Items from a figure collection:
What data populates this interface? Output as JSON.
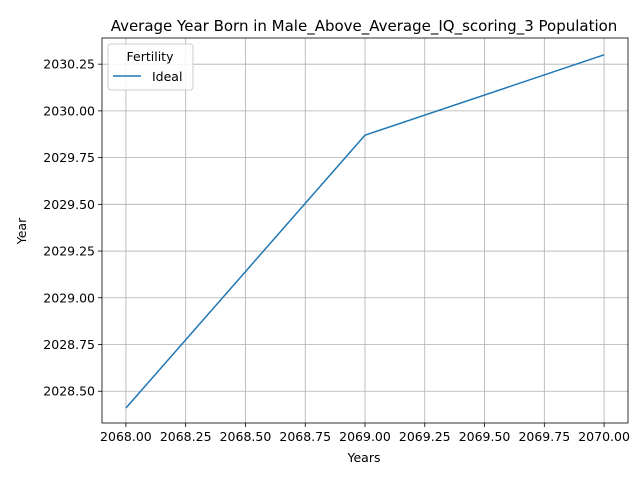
{
  "chart_data": {
    "type": "line",
    "title": "Average Year Born in Male_Above_Average_IQ_scoring_3 Population",
    "xlabel": "Years",
    "ylabel": "Year",
    "x_ticks": [
      "2068.00",
      "2068.25",
      "2068.50",
      "2068.75",
      "2069.00",
      "2069.25",
      "2069.50",
      "2069.75",
      "2070.00"
    ],
    "y_ticks": [
      "2028.50",
      "2028.75",
      "2029.00",
      "2029.25",
      "2029.50",
      "2029.75",
      "2030.00",
      "2030.25"
    ],
    "xlim": [
      2067.9,
      2070.1
    ],
    "ylim": [
      2028.33,
      2030.39
    ],
    "grid": true,
    "legend": {
      "title": "Fertility",
      "placement": "top-left"
    },
    "series": [
      {
        "name": "Ideal",
        "color": "#1f77b4",
        "x": [
          2068,
          2069,
          2070
        ],
        "y": [
          2028.41,
          2029.87,
          2030.3
        ]
      }
    ]
  }
}
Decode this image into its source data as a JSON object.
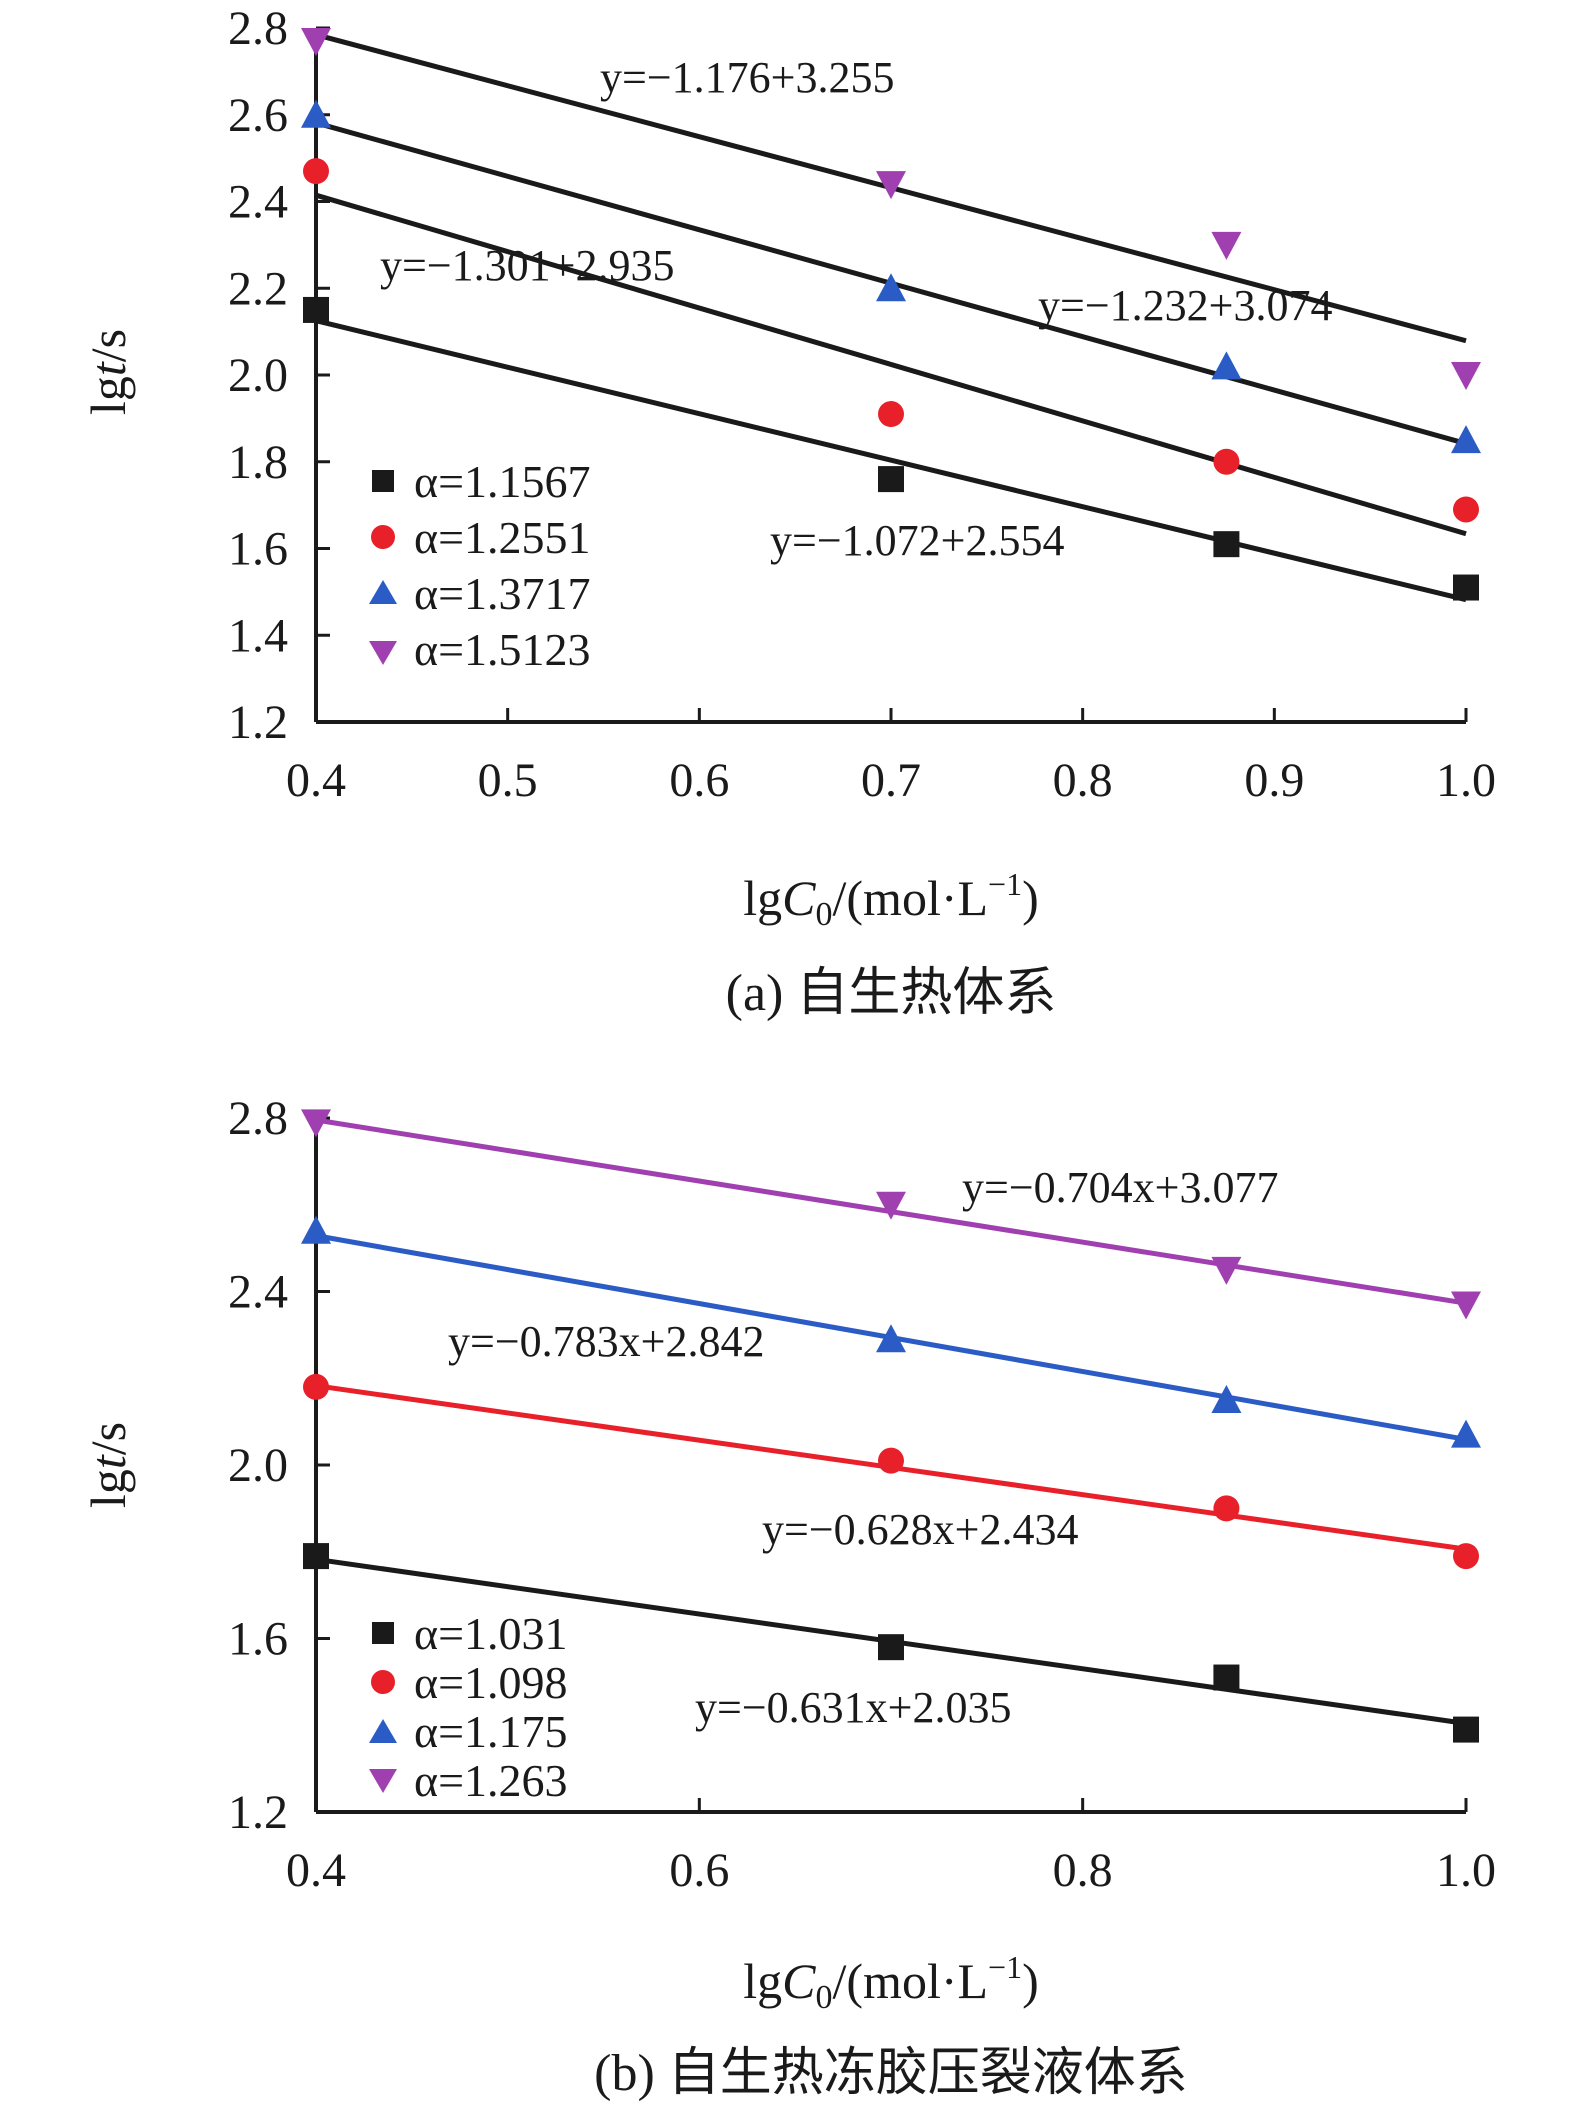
{
  "chart_data": [
    {
      "type": "scatter",
      "panel": "a",
      "caption": "(a) 自生热体系",
      "xlabel": "lgC0/(mol·L−1)",
      "ylabel": "lgt/s",
      "xlim": [
        0.4,
        1.0
      ],
      "ylim": [
        1.2,
        2.8
      ],
      "x_ticks": [
        "0.4",
        "0.5",
        "0.6",
        "0.7",
        "0.8",
        "0.9",
        "1.0"
      ],
      "y_ticks": [
        "1.2",
        "1.4",
        "1.6",
        "1.8",
        "2.0",
        "2.2",
        "2.4",
        "2.6",
        "2.8"
      ],
      "legend_position": "bottom-left",
      "grid": false,
      "x": [
        0.4,
        0.7,
        0.875,
        1.0
      ],
      "series": [
        {
          "name": "α=1.1567",
          "marker": "square",
          "color": "#1a1a1a",
          "line_color": "#1a1a1a",
          "values": [
            2.15,
            1.76,
            1.61,
            1.51
          ],
          "fit": {
            "slope": -1.072,
            "intercept": 2.554
          },
          "equation": "y=−1.072+2.554"
        },
        {
          "name": "α=1.2551",
          "marker": "circle",
          "color": "#e8202a",
          "line_color": "#1a1a1a",
          "values": [
            2.47,
            1.91,
            1.8,
            1.69
          ],
          "fit": {
            "slope": -1.301,
            "intercept": 2.935
          },
          "equation": "y=−1.301+2.935"
        },
        {
          "name": "α=1.3717",
          "marker": "triangle-up",
          "color": "#2b5cc6",
          "line_color": "#1a1a1a",
          "values": [
            2.6,
            2.2,
            2.02,
            1.85
          ],
          "fit": {
            "slope": -1.232,
            "intercept": 3.074
          },
          "equation": "y=−1.232+3.074"
        },
        {
          "name": "α=1.5123",
          "marker": "triangle-down",
          "color": "#a040b0",
          "line_color": "#1a1a1a",
          "values": [
            2.77,
            2.44,
            2.3,
            2.0
          ],
          "fit": {
            "slope": -1.176,
            "intercept": 3.255
          },
          "equation": "y=−1.176+3.255"
        }
      ]
    },
    {
      "type": "scatter",
      "panel": "b",
      "caption": "(b) 自生热冻胶压裂液体系",
      "xlabel": "lgC0/(mol·L−1)",
      "ylabel": "lgt/s",
      "xlim": [
        0.4,
        1.0
      ],
      "ylim": [
        1.2,
        2.8
      ],
      "x_ticks": [
        "0.4",
        "0.6",
        "0.8",
        "1.0"
      ],
      "y_ticks": [
        "1.2",
        "1.6",
        "2.0",
        "2.4",
        "2.8"
      ],
      "legend_position": "bottom-left",
      "grid": false,
      "x": [
        0.4,
        0.7,
        0.875,
        1.0
      ],
      "series": [
        {
          "name": "α=1.031",
          "marker": "square",
          "color": "#1a1a1a",
          "line_color": "#1a1a1a",
          "values": [
            1.79,
            1.58,
            1.51,
            1.39
          ],
          "fit": {
            "slope": -0.631,
            "intercept": 2.035
          },
          "equation": "y=−0.631x+2.035"
        },
        {
          "name": "α=1.098",
          "marker": "circle",
          "color": "#e8202a",
          "line_color": "#e8202a",
          "values": [
            2.18,
            2.01,
            1.9,
            1.79
          ],
          "fit": {
            "slope": -0.628,
            "intercept": 2.434
          },
          "equation": "y=−0.628x+2.434"
        },
        {
          "name": "α=1.175",
          "marker": "triangle-up",
          "color": "#2b5cc6",
          "line_color": "#2b5cc6",
          "values": [
            2.54,
            2.29,
            2.15,
            2.07
          ],
          "fit": {
            "slope": -0.783,
            "intercept": 2.842
          },
          "equation": "y=−0.783x+2.842"
        },
        {
          "name": "α=1.263",
          "marker": "triangle-down",
          "color": "#a040b0",
          "line_color": "#a040b0",
          "values": [
            2.79,
            2.6,
            2.45,
            2.37
          ],
          "fit": {
            "slope": -0.704,
            "intercept": 3.077
          },
          "equation": "y=−0.704x+3.077"
        }
      ]
    }
  ]
}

INSTRUCTION
Scan the material above. Copy each line that holds the word "title".

OUTPUT OF THE EXERCISE
    "title": "Average Year Born in Male_Above_Average_IQ_scoring_3 Population",
      "title": "Fertility",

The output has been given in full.